- _Passage for review_:
────────────────

The Art of Playful Accountability for Big Rocks

Every week during our accelerator program, the teams have to choose a “Big Rock” goal for the week. If they don’t meet that goal, they have to do something like sing karaoke during our team meeting or tell an embarrassing childhood story. The MergeLane team plays too. Since we’re trying to help our teams think bigger, I decided I’d pick something BIG. We’re pursuing more corporate sponsors at MergeLane, so I set my goal to get a meeting with a major car company. I got the meeting, but I was a day late.

My co-founder Sue usually names the penalties, and her pick for me was to take Atomic Fireball candies out on Boulder’s Pearl Street mall and pass them out to strangers while telling them that I had missed my MergeLane goal. I came up with the idea of wearing my Kangoo Jumps, bouncing boots for aerobic fitness. They reduce the impact on the joints and you burn more calories than regular running, but they look EXTREMELY odd. Although this might seem embarrassing to most people, I was secretly thrilled. This penalty combined my two favorite things — exercising and having an excuse to tell strangers about the cool things we’re doing at MergeLane.

I had some surprises in the execution. I was tired from a big run the day before. Then, when I went to the old-time candy store in town to buy Atomic Fireballs, I found 25 10-year-olds waiting in line in front of me. After my one-hour candy excursion, I was psyched to use my Kangoo Jumps run as an excuse to talk to potential investors and entrepreneurs. I passed tons of hip startupsters and seeming Boulder investor types (you can make a rash judgment by the assumed price tag of the carbon-fiber bikes) on my way to get candy, but an hour later I found only tourists and college students. Saving grace: one female entrepreneur asked me for a MergeLane business card.

My punishment was actually a punishment, but I think it worked. I was bound and determined to meet my Big Rock for the next week, and I was reminded of how important it is to be held accountable by people you respect. One of the best and worst things about running your own startup is that you are mainly accountable to yourself. A key benefit of an accelerator – and my co-founder team – is adding many other points of accountability.

────────────────

- _Supplied material_:
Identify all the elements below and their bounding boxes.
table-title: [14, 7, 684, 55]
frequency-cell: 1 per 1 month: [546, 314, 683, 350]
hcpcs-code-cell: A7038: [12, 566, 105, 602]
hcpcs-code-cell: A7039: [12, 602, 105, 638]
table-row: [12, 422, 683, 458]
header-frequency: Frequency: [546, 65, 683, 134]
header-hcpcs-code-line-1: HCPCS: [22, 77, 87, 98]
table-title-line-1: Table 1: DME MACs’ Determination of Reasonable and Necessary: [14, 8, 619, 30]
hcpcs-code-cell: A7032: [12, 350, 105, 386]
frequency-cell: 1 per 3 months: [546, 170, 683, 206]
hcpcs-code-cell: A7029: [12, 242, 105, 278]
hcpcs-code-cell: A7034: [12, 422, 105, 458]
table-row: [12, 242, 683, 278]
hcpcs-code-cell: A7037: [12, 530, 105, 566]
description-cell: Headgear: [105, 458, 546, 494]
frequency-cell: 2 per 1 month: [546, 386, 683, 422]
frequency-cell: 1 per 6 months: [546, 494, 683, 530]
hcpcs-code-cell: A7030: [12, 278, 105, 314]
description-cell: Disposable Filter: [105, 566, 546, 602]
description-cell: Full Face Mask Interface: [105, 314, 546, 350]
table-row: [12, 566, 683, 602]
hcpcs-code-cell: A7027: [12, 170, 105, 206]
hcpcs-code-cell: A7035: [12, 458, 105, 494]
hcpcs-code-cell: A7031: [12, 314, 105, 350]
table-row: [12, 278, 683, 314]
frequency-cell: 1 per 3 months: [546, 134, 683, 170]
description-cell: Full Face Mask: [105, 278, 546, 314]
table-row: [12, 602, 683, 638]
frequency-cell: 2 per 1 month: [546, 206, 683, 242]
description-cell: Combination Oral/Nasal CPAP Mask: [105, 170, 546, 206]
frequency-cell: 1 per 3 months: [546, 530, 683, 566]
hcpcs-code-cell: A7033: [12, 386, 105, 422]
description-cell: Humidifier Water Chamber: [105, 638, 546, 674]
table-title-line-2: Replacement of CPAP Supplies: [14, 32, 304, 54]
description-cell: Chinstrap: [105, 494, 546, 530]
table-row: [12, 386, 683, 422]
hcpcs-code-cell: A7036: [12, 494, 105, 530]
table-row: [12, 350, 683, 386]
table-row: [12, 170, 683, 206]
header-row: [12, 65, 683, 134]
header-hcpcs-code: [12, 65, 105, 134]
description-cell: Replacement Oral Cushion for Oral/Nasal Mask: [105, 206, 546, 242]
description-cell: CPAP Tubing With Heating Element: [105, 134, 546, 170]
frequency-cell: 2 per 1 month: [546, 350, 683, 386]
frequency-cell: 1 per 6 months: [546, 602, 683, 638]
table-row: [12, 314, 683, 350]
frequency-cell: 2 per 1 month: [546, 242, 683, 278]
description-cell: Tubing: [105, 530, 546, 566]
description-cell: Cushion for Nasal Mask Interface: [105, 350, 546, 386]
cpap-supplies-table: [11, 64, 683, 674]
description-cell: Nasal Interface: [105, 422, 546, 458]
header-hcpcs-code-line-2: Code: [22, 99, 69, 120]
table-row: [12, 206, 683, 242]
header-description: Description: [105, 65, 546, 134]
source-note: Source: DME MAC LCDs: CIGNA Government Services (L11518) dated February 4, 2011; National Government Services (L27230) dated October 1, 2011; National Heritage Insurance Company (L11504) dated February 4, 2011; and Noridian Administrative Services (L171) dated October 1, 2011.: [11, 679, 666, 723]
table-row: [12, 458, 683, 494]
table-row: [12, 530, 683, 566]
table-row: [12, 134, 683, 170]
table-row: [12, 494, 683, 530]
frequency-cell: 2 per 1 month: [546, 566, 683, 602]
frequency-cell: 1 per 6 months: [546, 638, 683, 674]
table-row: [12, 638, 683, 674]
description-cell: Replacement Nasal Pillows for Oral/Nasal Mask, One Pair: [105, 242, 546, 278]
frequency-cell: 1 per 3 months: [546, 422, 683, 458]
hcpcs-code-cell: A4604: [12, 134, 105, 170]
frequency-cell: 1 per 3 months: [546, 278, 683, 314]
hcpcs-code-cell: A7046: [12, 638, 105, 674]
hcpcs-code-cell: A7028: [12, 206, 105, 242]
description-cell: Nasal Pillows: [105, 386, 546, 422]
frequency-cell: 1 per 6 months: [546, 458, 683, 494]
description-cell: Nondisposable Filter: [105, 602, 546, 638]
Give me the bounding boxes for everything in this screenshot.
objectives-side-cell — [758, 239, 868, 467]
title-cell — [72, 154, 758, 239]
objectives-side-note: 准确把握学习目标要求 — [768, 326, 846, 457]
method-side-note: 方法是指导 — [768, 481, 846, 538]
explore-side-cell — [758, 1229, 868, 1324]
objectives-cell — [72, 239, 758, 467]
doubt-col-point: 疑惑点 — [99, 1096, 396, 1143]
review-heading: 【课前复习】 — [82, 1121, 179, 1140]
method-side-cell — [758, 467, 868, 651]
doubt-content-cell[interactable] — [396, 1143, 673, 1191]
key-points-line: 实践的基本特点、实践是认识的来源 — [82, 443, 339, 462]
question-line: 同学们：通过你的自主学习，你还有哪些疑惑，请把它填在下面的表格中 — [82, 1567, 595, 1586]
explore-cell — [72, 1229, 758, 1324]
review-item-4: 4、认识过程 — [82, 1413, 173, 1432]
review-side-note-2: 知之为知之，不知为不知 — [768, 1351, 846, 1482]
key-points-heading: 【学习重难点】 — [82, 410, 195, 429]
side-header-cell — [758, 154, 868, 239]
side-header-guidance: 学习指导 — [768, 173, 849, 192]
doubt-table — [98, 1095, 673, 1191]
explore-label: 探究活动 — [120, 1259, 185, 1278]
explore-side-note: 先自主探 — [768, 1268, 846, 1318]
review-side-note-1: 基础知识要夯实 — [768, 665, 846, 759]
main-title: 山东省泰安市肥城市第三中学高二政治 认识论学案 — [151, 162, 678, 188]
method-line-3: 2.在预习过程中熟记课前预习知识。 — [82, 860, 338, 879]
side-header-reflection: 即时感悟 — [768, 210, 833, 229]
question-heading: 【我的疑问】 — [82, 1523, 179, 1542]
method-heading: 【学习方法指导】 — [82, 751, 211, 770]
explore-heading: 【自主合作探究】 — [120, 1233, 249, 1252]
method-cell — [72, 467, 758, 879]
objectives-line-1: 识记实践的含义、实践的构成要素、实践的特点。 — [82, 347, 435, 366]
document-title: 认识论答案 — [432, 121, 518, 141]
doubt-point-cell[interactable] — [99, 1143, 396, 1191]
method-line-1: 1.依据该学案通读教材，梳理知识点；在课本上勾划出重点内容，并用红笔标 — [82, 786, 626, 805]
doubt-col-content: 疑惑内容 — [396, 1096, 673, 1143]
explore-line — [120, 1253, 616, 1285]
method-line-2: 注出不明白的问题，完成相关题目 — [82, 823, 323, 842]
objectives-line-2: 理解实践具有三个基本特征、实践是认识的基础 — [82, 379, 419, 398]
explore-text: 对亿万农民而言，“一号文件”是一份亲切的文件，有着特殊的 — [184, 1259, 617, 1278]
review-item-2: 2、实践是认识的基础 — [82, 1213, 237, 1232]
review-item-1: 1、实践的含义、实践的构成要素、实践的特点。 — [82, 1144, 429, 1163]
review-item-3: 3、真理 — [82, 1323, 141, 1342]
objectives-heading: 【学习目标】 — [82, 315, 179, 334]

────────────────

- _Check your understanding_:
1 > Summarize the post on playful accountability in two sentences.
2 > Retype the part of the post on playful accountability starting with "Every week during" and going on through "a day late.".

- _Answers for the tasks_:
1 > In the MergeLane accelerator program, teams and the MergeLane team itself choose a weekly "Big Rock" goal and pay a playful penalty if they miss it. The writer landed a meeting with a major car company a day late and had to hand out Atomic Fireball candies to strangers on Boulder's Pearl Street mall while wearing Kangoo Jumps, a real punishment that left the writer determined to meet the next goal and reminded of the value of being held accountable by respected people.

2 >
Every week during our accelerator program, the teams have to choose a “Big Rock” goal for the week. If they don’t meet that goal, they have to do something like sing karaoke during our team meeting or tell an embarrassing childhood story. The MergeLane team plays too. Since we’re trying to help our teams think bigger, I decided I’d pick something BIG. We’re pursuing more corporate sponsors at MergeLane, so I set my goal to get a meeting with a major car company. I got the meeting, but I was a day late.